Aim: What is the number of lines containing the word "Yerel"? Please answer with that number and nothing more.

Data items:
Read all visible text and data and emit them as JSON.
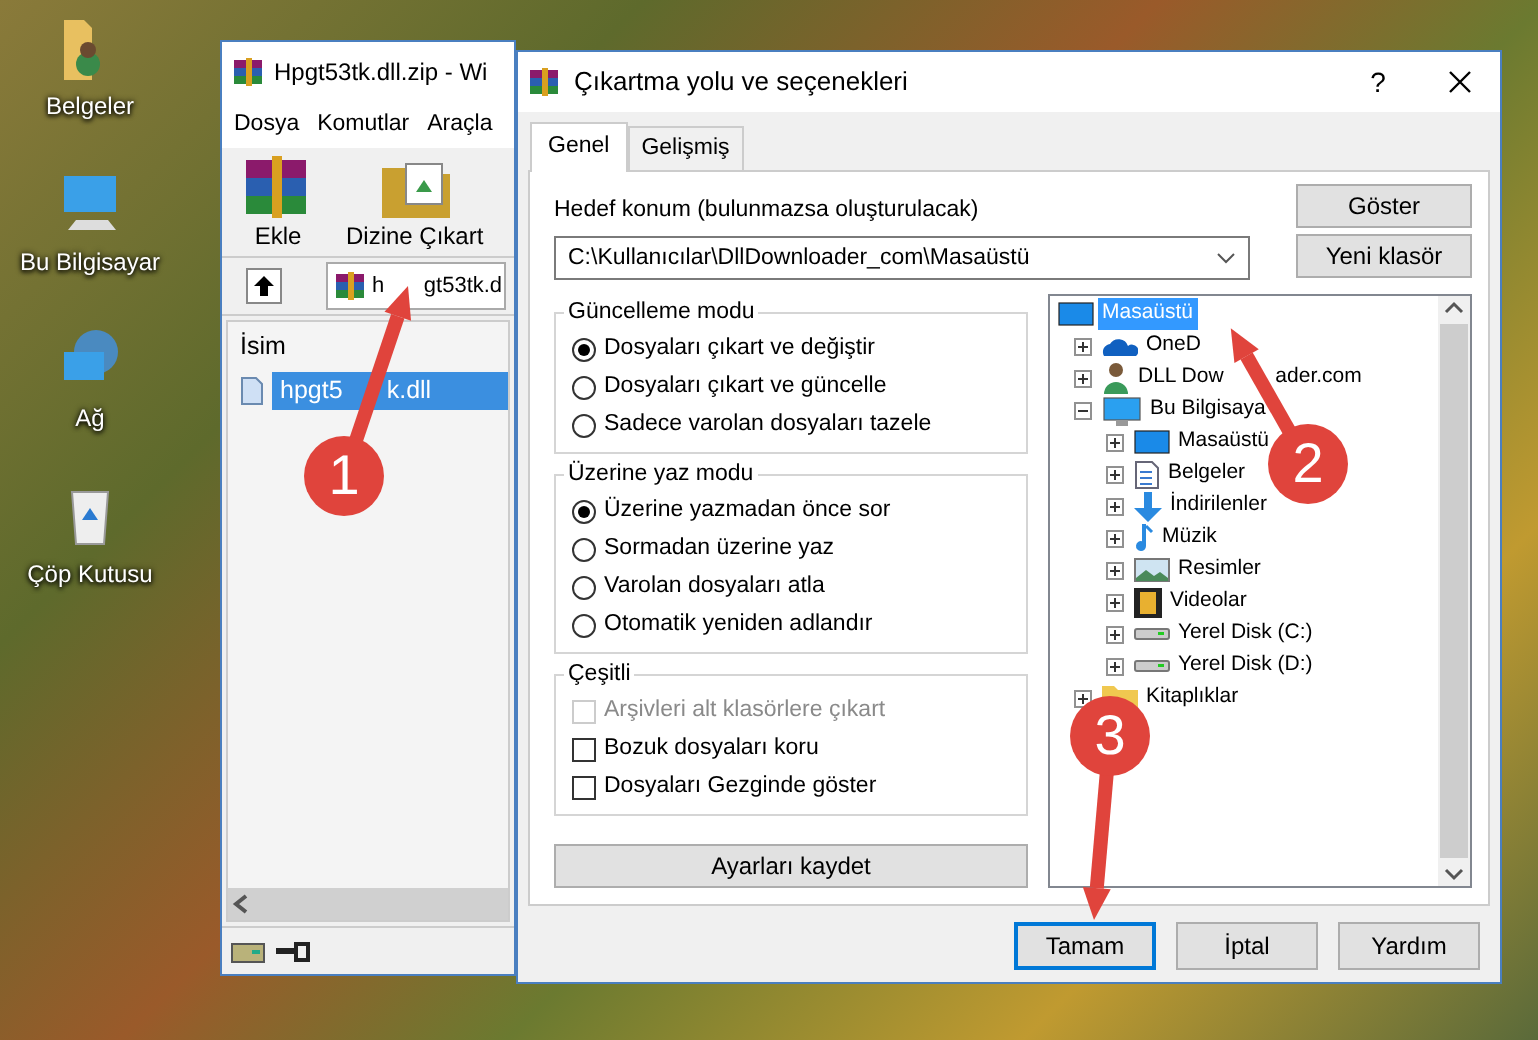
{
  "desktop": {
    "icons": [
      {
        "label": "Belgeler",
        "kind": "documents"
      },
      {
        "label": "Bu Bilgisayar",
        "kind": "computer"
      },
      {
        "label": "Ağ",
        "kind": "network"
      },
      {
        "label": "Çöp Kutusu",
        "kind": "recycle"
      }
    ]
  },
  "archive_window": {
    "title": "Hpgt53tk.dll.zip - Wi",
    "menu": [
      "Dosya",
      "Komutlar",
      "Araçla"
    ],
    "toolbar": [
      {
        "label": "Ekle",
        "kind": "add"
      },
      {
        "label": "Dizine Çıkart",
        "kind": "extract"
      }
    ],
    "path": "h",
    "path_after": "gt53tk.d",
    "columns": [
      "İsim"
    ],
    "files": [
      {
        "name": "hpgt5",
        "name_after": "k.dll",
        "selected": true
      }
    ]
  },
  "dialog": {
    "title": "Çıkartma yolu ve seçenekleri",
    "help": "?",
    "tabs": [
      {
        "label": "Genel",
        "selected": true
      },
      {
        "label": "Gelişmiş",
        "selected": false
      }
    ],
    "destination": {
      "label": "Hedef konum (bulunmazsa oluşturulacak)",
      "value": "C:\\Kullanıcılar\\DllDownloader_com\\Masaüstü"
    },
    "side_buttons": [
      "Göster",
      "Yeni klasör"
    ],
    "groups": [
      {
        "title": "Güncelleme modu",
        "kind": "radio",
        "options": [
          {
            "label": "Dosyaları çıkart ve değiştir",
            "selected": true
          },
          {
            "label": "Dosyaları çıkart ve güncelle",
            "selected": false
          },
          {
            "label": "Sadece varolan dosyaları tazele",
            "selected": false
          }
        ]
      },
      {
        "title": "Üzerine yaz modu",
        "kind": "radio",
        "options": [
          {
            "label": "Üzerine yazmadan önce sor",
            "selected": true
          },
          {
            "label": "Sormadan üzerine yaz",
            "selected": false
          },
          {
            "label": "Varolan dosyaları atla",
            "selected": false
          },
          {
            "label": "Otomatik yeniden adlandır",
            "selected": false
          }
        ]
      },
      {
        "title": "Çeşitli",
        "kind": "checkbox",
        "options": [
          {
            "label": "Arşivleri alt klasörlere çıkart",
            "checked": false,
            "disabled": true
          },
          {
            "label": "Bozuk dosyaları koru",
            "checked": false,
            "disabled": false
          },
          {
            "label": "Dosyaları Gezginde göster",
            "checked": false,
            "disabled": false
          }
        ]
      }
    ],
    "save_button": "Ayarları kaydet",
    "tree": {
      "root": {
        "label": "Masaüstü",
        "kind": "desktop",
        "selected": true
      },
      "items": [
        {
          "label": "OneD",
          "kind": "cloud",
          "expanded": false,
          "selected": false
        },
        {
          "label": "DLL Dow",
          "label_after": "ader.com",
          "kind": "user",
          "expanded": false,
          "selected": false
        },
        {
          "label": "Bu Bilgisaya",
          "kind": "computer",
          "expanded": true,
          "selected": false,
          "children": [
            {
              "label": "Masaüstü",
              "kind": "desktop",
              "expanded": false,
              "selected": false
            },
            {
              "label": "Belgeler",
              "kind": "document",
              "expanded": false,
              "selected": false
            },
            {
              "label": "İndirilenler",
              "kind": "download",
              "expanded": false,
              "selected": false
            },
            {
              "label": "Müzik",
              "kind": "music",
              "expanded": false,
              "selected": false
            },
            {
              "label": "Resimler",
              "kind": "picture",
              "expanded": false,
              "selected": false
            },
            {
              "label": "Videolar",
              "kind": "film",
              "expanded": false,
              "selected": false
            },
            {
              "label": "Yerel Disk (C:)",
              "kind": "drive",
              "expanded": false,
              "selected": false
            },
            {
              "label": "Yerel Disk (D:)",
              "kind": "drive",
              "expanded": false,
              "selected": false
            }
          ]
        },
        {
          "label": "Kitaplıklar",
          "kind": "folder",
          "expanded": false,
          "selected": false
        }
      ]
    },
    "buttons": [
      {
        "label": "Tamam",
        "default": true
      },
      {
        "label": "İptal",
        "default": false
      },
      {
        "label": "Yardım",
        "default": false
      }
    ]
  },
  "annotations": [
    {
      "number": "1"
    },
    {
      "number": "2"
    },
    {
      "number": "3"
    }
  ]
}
--
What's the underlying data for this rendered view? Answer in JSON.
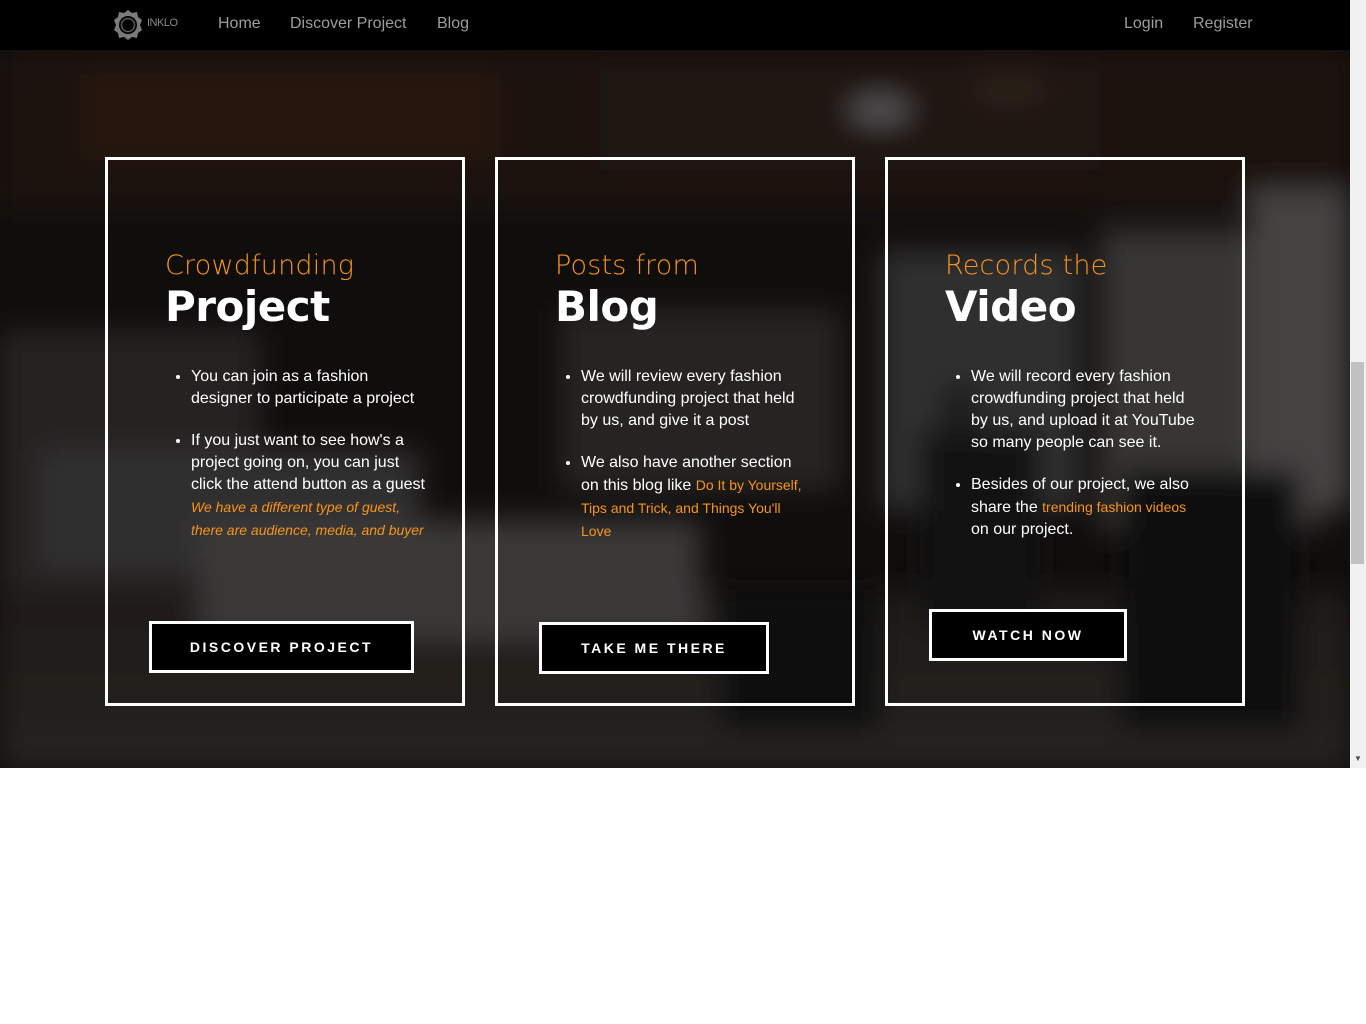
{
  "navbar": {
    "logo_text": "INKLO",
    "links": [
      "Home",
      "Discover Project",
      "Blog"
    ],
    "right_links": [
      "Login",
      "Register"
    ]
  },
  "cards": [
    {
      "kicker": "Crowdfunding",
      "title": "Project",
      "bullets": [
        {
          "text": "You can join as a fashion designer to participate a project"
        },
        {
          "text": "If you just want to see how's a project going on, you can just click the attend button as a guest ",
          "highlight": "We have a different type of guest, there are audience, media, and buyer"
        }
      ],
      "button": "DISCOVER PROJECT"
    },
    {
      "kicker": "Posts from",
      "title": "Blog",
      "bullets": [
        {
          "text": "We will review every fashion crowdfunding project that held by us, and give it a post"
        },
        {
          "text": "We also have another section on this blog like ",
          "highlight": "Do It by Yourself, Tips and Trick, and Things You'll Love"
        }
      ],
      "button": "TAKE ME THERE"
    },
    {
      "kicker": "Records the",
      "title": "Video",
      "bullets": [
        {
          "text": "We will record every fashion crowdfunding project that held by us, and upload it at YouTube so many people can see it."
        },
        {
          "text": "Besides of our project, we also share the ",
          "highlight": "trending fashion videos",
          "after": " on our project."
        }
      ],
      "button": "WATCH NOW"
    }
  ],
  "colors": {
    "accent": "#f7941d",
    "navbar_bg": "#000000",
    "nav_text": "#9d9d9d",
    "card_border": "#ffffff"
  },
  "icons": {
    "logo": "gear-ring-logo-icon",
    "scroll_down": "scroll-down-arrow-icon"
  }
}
==
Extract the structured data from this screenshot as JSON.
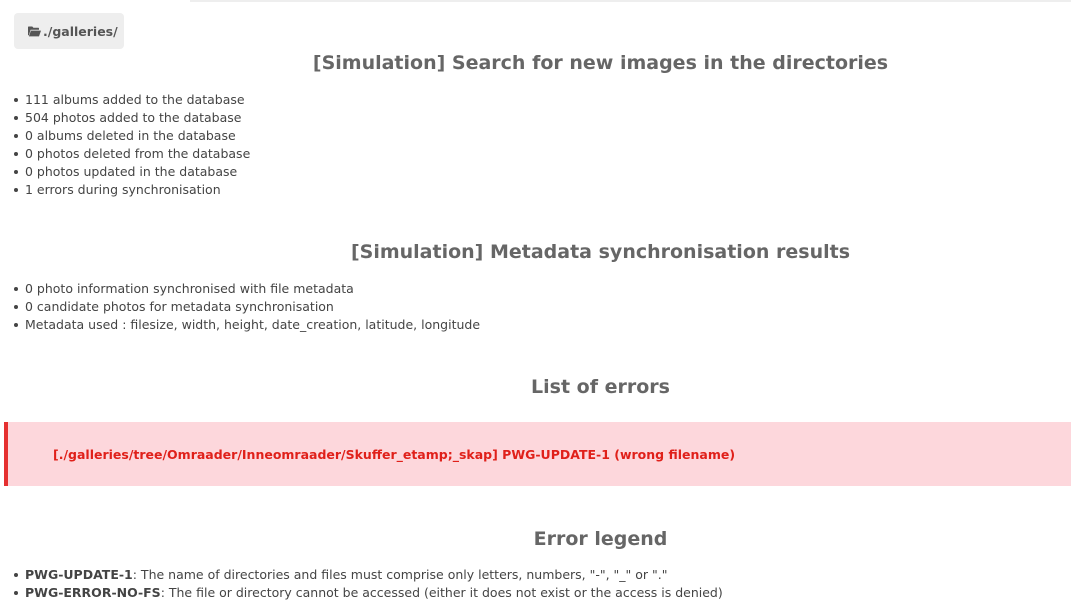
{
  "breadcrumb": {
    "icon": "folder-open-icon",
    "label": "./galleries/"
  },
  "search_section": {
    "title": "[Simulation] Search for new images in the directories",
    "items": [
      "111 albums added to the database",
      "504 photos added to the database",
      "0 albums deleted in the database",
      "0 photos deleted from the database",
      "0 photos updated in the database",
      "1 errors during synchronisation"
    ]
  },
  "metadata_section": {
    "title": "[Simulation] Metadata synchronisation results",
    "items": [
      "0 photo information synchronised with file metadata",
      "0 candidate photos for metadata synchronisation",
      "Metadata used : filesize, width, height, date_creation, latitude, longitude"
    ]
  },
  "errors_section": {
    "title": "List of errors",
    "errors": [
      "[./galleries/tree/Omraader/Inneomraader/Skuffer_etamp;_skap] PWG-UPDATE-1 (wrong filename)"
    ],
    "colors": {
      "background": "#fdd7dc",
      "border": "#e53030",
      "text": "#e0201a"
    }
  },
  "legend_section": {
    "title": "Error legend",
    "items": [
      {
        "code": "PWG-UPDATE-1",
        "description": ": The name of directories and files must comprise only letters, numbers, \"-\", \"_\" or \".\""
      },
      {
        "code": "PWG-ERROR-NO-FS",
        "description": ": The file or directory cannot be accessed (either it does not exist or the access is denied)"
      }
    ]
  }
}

Reply to the task: 2